[Collected data entries]
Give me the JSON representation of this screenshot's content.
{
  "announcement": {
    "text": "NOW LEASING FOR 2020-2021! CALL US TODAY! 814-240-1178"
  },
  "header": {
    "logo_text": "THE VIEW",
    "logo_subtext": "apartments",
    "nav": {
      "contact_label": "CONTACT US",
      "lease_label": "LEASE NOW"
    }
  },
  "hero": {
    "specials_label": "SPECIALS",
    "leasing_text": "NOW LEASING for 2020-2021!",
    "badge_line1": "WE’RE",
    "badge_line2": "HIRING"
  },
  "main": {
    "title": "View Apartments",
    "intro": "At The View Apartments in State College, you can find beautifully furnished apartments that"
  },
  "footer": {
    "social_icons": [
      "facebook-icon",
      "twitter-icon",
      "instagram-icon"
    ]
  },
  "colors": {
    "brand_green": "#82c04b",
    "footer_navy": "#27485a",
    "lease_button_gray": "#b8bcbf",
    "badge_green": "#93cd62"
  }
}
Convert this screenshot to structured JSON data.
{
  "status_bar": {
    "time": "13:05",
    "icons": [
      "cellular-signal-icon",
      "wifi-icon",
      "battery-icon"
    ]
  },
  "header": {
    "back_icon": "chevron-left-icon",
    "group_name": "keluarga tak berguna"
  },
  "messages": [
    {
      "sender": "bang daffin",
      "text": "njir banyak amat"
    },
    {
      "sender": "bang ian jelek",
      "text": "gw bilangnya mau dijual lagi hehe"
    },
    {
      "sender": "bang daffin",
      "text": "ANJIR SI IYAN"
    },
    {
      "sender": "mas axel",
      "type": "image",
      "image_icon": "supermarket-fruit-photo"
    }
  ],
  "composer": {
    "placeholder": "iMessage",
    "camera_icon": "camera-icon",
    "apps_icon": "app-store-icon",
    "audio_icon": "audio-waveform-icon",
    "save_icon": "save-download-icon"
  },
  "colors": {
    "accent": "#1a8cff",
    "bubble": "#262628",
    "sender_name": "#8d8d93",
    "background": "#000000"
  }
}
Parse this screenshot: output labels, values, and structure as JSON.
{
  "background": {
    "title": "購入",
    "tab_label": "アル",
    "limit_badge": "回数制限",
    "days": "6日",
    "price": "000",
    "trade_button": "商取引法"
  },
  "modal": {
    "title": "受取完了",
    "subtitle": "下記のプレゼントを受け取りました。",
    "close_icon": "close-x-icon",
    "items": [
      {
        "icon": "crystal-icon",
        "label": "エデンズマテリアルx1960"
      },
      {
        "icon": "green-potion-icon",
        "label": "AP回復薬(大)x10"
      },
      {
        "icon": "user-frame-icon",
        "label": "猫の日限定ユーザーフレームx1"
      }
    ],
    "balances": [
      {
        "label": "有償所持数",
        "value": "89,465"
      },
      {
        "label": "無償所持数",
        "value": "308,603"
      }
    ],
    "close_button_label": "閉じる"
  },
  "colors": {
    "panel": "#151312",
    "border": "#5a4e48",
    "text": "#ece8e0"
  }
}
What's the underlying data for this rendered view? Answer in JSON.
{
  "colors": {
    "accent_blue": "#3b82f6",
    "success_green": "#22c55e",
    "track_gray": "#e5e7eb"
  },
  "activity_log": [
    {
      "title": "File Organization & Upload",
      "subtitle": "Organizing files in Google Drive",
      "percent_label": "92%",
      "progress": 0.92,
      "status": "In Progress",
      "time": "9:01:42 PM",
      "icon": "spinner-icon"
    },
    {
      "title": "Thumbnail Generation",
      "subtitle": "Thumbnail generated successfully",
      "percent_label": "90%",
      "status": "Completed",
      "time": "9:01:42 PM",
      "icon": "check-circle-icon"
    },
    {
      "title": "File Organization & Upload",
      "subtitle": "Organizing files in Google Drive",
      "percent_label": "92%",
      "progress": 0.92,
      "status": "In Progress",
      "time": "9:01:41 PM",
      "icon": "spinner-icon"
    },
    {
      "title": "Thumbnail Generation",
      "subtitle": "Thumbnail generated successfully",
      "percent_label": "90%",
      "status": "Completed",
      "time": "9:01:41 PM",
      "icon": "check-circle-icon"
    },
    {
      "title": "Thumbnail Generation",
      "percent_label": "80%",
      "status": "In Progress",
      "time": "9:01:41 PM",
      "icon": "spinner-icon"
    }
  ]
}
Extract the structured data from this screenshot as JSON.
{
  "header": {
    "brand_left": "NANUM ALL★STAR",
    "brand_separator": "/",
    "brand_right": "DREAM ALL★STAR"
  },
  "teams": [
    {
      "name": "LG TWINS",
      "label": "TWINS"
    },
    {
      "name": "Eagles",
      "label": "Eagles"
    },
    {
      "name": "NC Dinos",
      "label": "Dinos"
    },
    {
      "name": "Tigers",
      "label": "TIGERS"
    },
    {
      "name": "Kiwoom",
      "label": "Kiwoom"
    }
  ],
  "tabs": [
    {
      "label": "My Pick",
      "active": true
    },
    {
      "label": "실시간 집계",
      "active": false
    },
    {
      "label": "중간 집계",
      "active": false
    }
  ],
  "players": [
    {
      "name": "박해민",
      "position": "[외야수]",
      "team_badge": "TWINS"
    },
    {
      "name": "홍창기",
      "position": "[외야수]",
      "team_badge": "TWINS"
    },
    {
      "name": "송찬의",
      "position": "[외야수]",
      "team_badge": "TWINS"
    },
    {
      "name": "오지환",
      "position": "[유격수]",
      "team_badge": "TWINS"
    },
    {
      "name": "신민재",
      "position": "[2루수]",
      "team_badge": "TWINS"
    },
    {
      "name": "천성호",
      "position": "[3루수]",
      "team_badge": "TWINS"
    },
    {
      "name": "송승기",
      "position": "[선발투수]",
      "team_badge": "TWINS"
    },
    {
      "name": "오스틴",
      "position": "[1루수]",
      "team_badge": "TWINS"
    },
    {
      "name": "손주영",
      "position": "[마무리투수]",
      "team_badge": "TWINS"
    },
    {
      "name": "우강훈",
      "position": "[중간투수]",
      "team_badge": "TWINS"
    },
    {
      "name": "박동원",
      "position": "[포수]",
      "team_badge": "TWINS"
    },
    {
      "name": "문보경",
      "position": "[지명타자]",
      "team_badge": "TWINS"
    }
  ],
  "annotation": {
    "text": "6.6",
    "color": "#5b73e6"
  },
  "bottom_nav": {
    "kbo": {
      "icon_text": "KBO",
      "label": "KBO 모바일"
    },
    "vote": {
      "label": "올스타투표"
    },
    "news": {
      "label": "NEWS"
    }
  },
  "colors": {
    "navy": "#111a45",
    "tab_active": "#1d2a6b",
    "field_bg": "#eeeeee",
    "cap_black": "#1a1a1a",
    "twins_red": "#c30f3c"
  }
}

* [Set exercise]:
Recopy all the lines exactly as they appear.

* [Exercise solution]:
Give me the JSON representation of this screenshot's content.
{
  "announcement": {
    "text": "NOW LEASING FOR 2020-2021! CALL US TODAY! 814-240-1178"
  },
  "header": {
    "logo_text": "THE VIEW",
    "logo_subtext": "apartments",
    "nav": {
      "contact_label": "CONTACT US",
      "lease_label": "LEASE NOW"
    }
  },
  "hero": {
    "specials_label": "SPECIALS",
    "leasing_text": "NOW LEASING for 2020-2021!",
    "badge_line1": "WE’RE",
    "badge_line2": "HIRING"
  },
  "main": {
    "title": "View Apartments",
    "intro": "At The View Apartments in State College, you can find beautifully furnished apartments that"
  },
  "footer": {
    "social_icons": [
      "facebook-icon",
      "twitter-icon",
      "instagram-icon"
    ]
  },
  "colors": {
    "brand_green": "#82c04b",
    "footer_navy": "#27485a",
    "lease_button_gray": "#b8bcbf",
    "badge_green": "#93cd62"
  }
}
Convert this screenshot to structured JSON data.
{
  "status_bar": {
    "time": "13:05",
    "icons": [
      "cellular-signal-icon",
      "wifi-icon",
      "battery-icon"
    ]
  },
  "header": {
    "back_icon": "chevron-left-icon",
    "group_name": "keluarga tak berguna"
  },
  "messages": [
    {
      "sender": "bang daffin",
      "text": "njir banyak amat"
    },
    {
      "sender": "bang ian jelek",
      "text": "gw bilangnya mau dijual lagi hehe"
    },
    {
      "sender": "bang daffin",
      "text": "ANJIR SI IYAN"
    },
    {
      "sender": "mas axel",
      "type": "image",
      "image_icon": "supermarket-fruit-photo"
    }
  ],
  "composer": {
    "placeholder": "iMessage",
    "camera_icon": "camera-icon",
    "apps_icon": "app-store-icon",
    "audio_icon": "audio-waveform-icon",
    "save_icon": "save-download-icon"
  },
  "colors": {
    "accent": "#1a8cff",
    "bubble": "#262628",
    "sender_name": "#8d8d93",
    "background": "#000000"
  }
}
Parse this screenshot: output labels, values, and structure as JSON.
{
  "background": {
    "title": "購入",
    "tab_label": "アル",
    "limit_badge": "回数制限",
    "days": "6日",
    "price": "000",
    "trade_button": "商取引法"
  },
  "modal": {
    "title": "受取完了",
    "subtitle": "下記のプレゼントを受け取りました。",
    "close_icon": "close-x-icon",
    "items": [
      {
        "icon": "crystal-icon",
        "label": "エデンズマテリアルx1960"
      },
      {
        "icon": "green-potion-icon",
        "label": "AP回復薬(大)x10"
      },
      {
        "icon": "user-frame-icon",
        "label": "猫の日限定ユーザーフレームx1"
      }
    ],
    "balances": [
      {
        "label": "有償所持数",
        "value": "89,465"
      },
      {
        "label": "無償所持数",
        "value": "308,603"
      }
    ],
    "close_button_label": "閉じる"
  },
  "colors": {
    "panel": "#151312",
    "border": "#5a4e48",
    "text": "#ece8e0"
  }
}
What's the underlying data for this rendered view? Answer in JSON.
{
  "colors": {
    "accent_blue": "#3b82f6",
    "success_green": "#22c55e",
    "track_gray": "#e5e7eb"
  },
  "activity_log": [
    {
      "title": "File Organization & Upload",
      "subtitle": "Organizing files in Google Drive",
      "percent_label": "92%",
      "progress": 0.92,
      "status": "In Progress",
      "time": "9:01:42 PM",
      "icon": "spinner-icon"
    },
    {
      "title": "Thumbnail Generation",
      "subtitle": "Thumbnail generated successfully",
      "percent_label": "90%",
      "status": "Completed",
      "time": "9:01:42 PM",
      "icon": "check-circle-icon"
    },
    {
      "title": "File Organization & Upload",
      "subtitle": "Organizing files in Google Drive",
      "percent_label": "92%",
      "progress": 0.92,
      "status": "In Progress",
      "time": "9:01:41 PM",
      "icon": "spinner-icon"
    },
    {
      "title": "Thumbnail Generation",
      "subtitle": "Thumbnail generated successfully",
      "percent_label": "90%",
      "status": "Completed",
      "time": "9:01:41 PM",
      "icon": "check-circle-icon"
    },
    {
      "title": "Thumbnail Generation",
      "percent_label": "80%",
      "status": "In Progress",
      "time": "9:01:41 PM",
      "icon": "spinner-icon"
    }
  ]
}
Extract the structured data from this screenshot as JSON.
{
  "header": {
    "brand_left": "NANUM ALL★STAR",
    "brand_separator": "/",
    "brand_right": "DREAM ALL★STAR"
  },
  "teams": [
    {
      "name": "LG TWINS",
      "label": "TWINS"
    },
    {
      "name": "Eagles",
      "label": "Eagles"
    },
    {
      "name": "NC Dinos",
      "label": "Dinos"
    },
    {
      "name": "Tigers",
      "label": "TIGERS"
    },
    {
      "name": "Kiwoom",
      "label": "Kiwoom"
    }
  ],
  "tabs": [
    {
      "label": "My Pick",
      "active": true
    },
    {
      "label": "실시간 집계",
      "active": false
    },
    {
      "label": "중간 집계",
      "active": false
    }
  ],
  "players": [
    {
      "name": "박해민",
      "position": "[외야수]",
      "team_badge": "TWINS"
    },
    {
      "name": "홍창기",
      "position": "[외야수]",
      "team_badge": "TWINS"
    },
    {
      "name": "송찬의",
      "position": "[외야수]",
      "team_badge": "TWINS"
    },
    {
      "name": "오지환",
      "position": "[유격수]",
      "team_badge": "TWINS"
    },
    {
      "name": "신민재",
      "position": "[2루수]",
      "team_badge": "TWINS"
    },
    {
      "name": "천성호",
      "position": "[3루수]",
      "team_badge": "TWINS"
    },
    {
      "name": "송승기",
      "position": "[선발투수]",
      "team_badge": "TWINS"
    },
    {
      "name": "오스틴",
      "position": "[1루수]",
      "team_badge": "TWINS"
    },
    {
      "name": "손주영",
      "position": "[마무리투수]",
      "team_badge": "TWINS"
    },
    {
      "name": "우강훈",
      "position": "[중간투수]",
      "team_badge": "TWINS"
    },
    {
      "name": "박동원",
      "position": "[포수]",
      "team_badge": "TWINS"
    },
    {
      "name": "문보경",
      "position": "[지명타자]",
      "team_badge": "TWINS"
    }
  ],
  "annotation": {
    "text": "6.6",
    "color": "#5b73e6"
  },
  "bottom_nav": {
    "kbo": {
      "icon_text": "KBO",
      "label": "KBO 모바일"
    },
    "vote": {
      "label": "올스타투표"
    },
    "news": {
      "label": "NEWS"
    }
  },
  "colors": {
    "navy": "#111a45",
    "tab_active": "#1d2a6b",
    "field_bg": "#eeeeee",
    "cap_black": "#1a1a1a",
    "twins_red": "#c30f3c"
  }
}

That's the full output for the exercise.